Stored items
------------------------------------------------
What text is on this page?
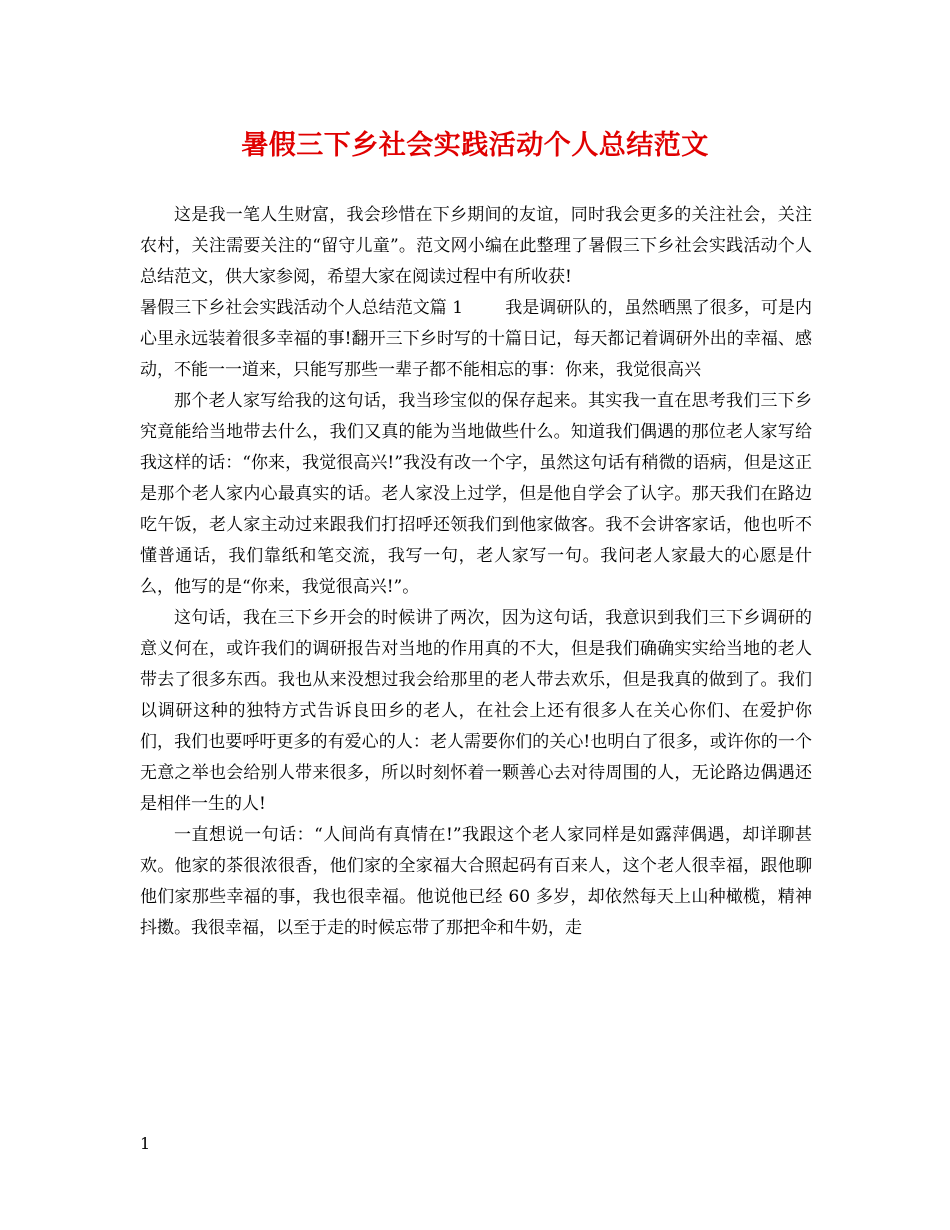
暑假三下乡社会实践活动个人总结范文

这是我一笔人生财富，我会珍惜在下乡期间的友谊，同时我会更多的关注社会，关注农村，关注需要关注的“留守儿童”。范文网小编在此整理了暑假三下乡社会实践活动个人总结范文，供大家参阅，希望大家在阅读过程中有所收获!

暑假三下乡社会实践活动个人总结范文篇 1 我是调研队的，虽然晒黑了很多，可是内心里永远装着很多幸福的事!翻开三下乡时写的十篇日记，每天都记着调研外出的幸福、感动，不能一一道来，只能写那些一辈子都不能相忘的事：你来，我觉很高兴

那个老人家写给我的这句话，我当珍宝似的保存起来。其实我一直在思考我们三下乡究竟能给当地带去什么，我们又真的能为当地做些什么。知道我们偶遇的那位老人家写给我这样的话：“你来，我觉很高兴!”我没有改一个字，虽然这句话有稍微的语病，但是这正是那个老人家内心最真实的话。老人家没上过学，但是他自学会了认字。那天我们在路边吃午饭，老人家主动过来跟我们打招呼还领我们到他家做客。我不会讲客家话，他也听不懂普通话，我们靠纸和笔交流，我写一句，老人家写一句。我问老人家最大的心愿是什么，他写的是“你来，我觉很高兴!”。

这句话，我在三下乡开会的时候讲了两次，因为这句话，我意识到我们三下乡调研的意义何在，或许我们的调研报告对当地的作用真的不大，但是我们确确实实给当地的老人带去了很多东西。我也从来没想过我会给那里的老人带去欢乐，但是我真的做到了。我们以调研这种的独特方式告诉良田乡的老人，在社会上还有很多人在关心你们、在爱护你们，我们也要呼吁更多的有爱心的人：老人需要你们的关心!也明白了很多，或许你的一个无意之举也会给别人带来很多，所以时刻怀着一颗善心去对待周围的人，无论路边偶遇还是相伴一生的人!

一直想说一句话：“人间尚有真情在!”我跟这个老人家同样是如露萍偶遇，却详聊甚欢。他家的茶很浓很香，他们家的全家福大合照起码有百来人，这个老人很幸福，跟他聊他们家那些幸福的事，我也很幸福。他说他已经 60 多岁，却依然每天上山种橄榄，精神抖擞。我很幸福，以至于走的时候忘带了那把伞和牛奶，走

1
------------------------------------------------
## Short problem
Across the data above, how many lines include the word "我觉很高兴"? Give only the count.

## Response
2